◆ MATERIAL PROVIDED
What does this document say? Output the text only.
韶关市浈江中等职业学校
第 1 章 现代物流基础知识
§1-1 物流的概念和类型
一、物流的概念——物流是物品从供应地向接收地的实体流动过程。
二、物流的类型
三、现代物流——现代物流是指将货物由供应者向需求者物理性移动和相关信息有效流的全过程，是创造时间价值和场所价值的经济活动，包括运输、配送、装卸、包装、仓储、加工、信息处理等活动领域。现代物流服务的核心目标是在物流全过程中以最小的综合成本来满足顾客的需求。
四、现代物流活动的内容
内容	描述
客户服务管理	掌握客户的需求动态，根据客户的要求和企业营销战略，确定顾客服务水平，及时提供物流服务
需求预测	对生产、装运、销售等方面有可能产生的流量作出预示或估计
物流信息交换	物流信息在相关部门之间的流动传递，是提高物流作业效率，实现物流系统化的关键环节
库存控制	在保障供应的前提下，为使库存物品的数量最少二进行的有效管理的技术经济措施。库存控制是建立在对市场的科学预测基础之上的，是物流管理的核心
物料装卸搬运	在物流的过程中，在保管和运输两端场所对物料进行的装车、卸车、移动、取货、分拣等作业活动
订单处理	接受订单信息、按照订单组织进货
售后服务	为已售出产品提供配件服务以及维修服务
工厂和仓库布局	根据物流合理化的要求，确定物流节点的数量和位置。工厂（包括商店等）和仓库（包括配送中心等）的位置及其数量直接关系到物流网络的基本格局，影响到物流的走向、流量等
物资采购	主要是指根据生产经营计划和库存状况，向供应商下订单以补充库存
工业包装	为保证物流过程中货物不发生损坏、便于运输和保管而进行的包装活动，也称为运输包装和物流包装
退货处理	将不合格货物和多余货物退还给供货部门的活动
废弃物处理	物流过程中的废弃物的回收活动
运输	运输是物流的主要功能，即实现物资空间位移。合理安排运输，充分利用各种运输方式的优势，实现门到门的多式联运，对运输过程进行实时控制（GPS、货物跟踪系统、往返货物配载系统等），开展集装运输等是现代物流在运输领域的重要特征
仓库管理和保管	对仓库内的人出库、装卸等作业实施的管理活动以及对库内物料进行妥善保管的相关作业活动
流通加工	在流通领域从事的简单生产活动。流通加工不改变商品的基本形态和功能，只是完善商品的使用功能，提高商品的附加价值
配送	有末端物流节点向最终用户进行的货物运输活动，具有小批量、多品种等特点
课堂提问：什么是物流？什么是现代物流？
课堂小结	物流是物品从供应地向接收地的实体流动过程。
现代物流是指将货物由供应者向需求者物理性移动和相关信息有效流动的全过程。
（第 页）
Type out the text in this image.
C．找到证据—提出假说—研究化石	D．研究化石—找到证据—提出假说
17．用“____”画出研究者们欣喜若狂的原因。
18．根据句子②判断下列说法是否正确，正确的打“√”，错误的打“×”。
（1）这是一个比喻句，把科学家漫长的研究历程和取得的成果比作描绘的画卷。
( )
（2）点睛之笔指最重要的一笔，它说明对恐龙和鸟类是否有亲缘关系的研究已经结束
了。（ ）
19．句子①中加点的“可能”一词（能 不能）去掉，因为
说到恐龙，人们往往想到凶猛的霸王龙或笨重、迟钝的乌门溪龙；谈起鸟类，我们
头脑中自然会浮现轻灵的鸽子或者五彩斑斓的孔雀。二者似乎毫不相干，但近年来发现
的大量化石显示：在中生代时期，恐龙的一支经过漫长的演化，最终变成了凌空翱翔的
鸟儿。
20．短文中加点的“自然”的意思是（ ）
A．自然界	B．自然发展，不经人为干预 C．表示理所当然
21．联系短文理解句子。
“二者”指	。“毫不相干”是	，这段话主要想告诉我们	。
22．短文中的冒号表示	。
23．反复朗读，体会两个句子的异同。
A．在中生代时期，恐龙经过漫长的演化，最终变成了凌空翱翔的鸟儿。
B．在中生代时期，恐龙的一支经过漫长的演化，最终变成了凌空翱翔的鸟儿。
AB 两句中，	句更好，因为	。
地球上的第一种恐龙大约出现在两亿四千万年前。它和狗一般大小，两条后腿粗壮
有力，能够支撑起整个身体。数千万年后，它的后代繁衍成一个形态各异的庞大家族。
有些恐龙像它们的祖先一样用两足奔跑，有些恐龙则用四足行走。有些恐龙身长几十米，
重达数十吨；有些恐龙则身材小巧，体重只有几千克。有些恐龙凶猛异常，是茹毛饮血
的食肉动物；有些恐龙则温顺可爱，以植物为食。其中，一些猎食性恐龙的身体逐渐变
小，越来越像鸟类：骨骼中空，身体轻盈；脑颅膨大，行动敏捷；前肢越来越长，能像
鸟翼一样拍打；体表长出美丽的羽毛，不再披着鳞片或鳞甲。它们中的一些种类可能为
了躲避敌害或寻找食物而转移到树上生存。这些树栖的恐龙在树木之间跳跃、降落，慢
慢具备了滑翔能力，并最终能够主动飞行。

◆ TASK DETAILS
Write out the records shown above, exactly as they appear.

◆ RESULT OF THIS TASK
What does this document say? Output the text only.
韶关市浈江中等职业学校
第 1 章 现代物流基础知识
§1-1 物流的概念和类型
一、物流的概念——物流是物品从供应地向接收地的实体流动过程。
二、物流的类型
三、现代物流——现代物流是指将货物由供应者向需求者物理性移动和相关信息有效流的全过程，是创造时间价值和场所价值的经济活动，包括运输、配送、装卸、包装、仓储、加工、信息处理等活动领域。现代物流服务的核心目标是在物流全过程中以最小的综合成本来满足顾客的需求。
四、现代物流活动的内容
内容	描述
客户服务管理	掌握客户的需求动态，根据客户的要求和企业营销战略，确定顾客服务水平，及时提供物流服务
需求预测	对生产、装运、销售等方面有可能产生的流量作出预示或估计
物流信息交换	物流信息在相关部门之间的流动传递，是提高物流作业效率，实现物流系统化的关键环节
库存控制	在保障供应的前提下，为使库存物品的数量最少二进行的有效管理的技术经济措施。库存控制是建立在对市场的科学预测基础之上的，是物流管理的核心
物料装卸搬运	在物流的过程中，在保管和运输两端场所对物料进行的装车、卸车、移动、取货、分拣等作业活动
订单处理	接受订单信息、按照订单组织进货
售后服务	为已售出产品提供配件服务以及维修服务
工厂和仓库布局	根据物流合理化的要求，确定物流节点的数量和位置。工厂（包括商店等）和仓库（包括配送中心等）的位置及其数量直接关系到物流网络的基本格局，影响到物流的走向、流量等
物资采购	主要是指根据生产经营计划和库存状况，向供应商下订单以补充库存
工业包装	为保证物流过程中货物不发生损坏、便于运输和保管而进行的包装活动，也称为运输包装和物流包装
退货处理	将不合格货物和多余货物退还给供货部门的活动
废弃物处理	物流过程中的废弃物的回收活动
运输	运输是物流的主要功能，即实现物资空间位移。合理安排运输，充分利用各种运输方式的优势，实现门到门的多式联运，对运输过程进行实时控制（GPS、货物跟踪系统、往返货物配载系统等），开展集装运输等是现代物流在运输领域的重要特征
仓库管理和保管	对仓库内的人出库、装卸等作业实施的管理活动以及对库内物料进行妥善保管的相关作业活动
流通加工	在流通领域从事的简单生产活动。流通加工不改变商品的基本形态和功能，只是完善商品的使用功能，提高商品的附加价值
配送	有末端物流节点向最终用户进行的货物运输活动，具有小批量、多品种等特点
课堂提问：什么是物流？什么是现代物流？
课堂小结	物流是物品从供应地向接收地的实体流动过程。
现代物流是指将货物由供应者向需求者物理性移动和相关信息有效流动的全过程。
（第 页）
Type out the text in this image.
C．找到证据—提出假说—研究化石	D．研究化石—找到证据—提出假说
17．用“____”画出研究者们欣喜若狂的原因。
18．根据句子②判断下列说法是否正确，正确的打“√”，错误的打“×”。
（1）这是一个比喻句，把科学家漫长的研究历程和取得的成果比作描绘的画卷。
( )
（2）点睛之笔指最重要的一笔，它说明对恐龙和鸟类是否有亲缘关系的研究已经结束
了。（ ）
19．句子①中加点的“可能”一词（能 不能）去掉，因为
说到恐龙，人们往往想到凶猛的霸王龙或笨重、迟钝的乌门溪龙；谈起鸟类，我们
头脑中自然会浮现轻灵的鸽子或者五彩斑斓的孔雀。二者似乎毫不相干，但近年来发现
的大量化石显示：在中生代时期，恐龙的一支经过漫长的演化，最终变成了凌空翱翔的
鸟儿。
20．短文中加点的“自然”的意思是（ ）
A．自然界	B．自然发展，不经人为干预 C．表示理所当然
21．联系短文理解句子。
“二者”指	。“毫不相干”是	，这段话主要想告诉我们	。
22．短文中的冒号表示	。
23．反复朗读，体会两个句子的异同。
A．在中生代时期，恐龙经过漫长的演化，最终变成了凌空翱翔的鸟儿。
B．在中生代时期，恐龙的一支经过漫长的演化，最终变成了凌空翱翔的鸟儿。
AB 两句中，	句更好，因为	。
地球上的第一种恐龙大约出现在两亿四千万年前。它和狗一般大小，两条后腿粗壮
有力，能够支撑起整个身体。数千万年后，它的后代繁衍成一个形态各异的庞大家族。
有些恐龙像它们的祖先一样用两足奔跑，有些恐龙则用四足行走。有些恐龙身长几十米，
重达数十吨；有些恐龙则身材小巧，体重只有几千克。有些恐龙凶猛异常，是茹毛饮血
的食肉动物；有些恐龙则温顺可爱，以植物为食。其中，一些猎食性恐龙的身体逐渐变
小，越来越像鸟类：骨骼中空，身体轻盈；脑颅膨大，行动敏捷；前肢越来越长，能像
鸟翼一样拍打；体表长出美丽的羽毛，不再披着鳞片或鳞甲。它们中的一些种类可能为
了躲避敌害或寻找食物而转移到树上生存。这些树栖的恐龙在树木之间跳跃、降落，慢
慢具备了滑翔能力，并最终能够主动飞行。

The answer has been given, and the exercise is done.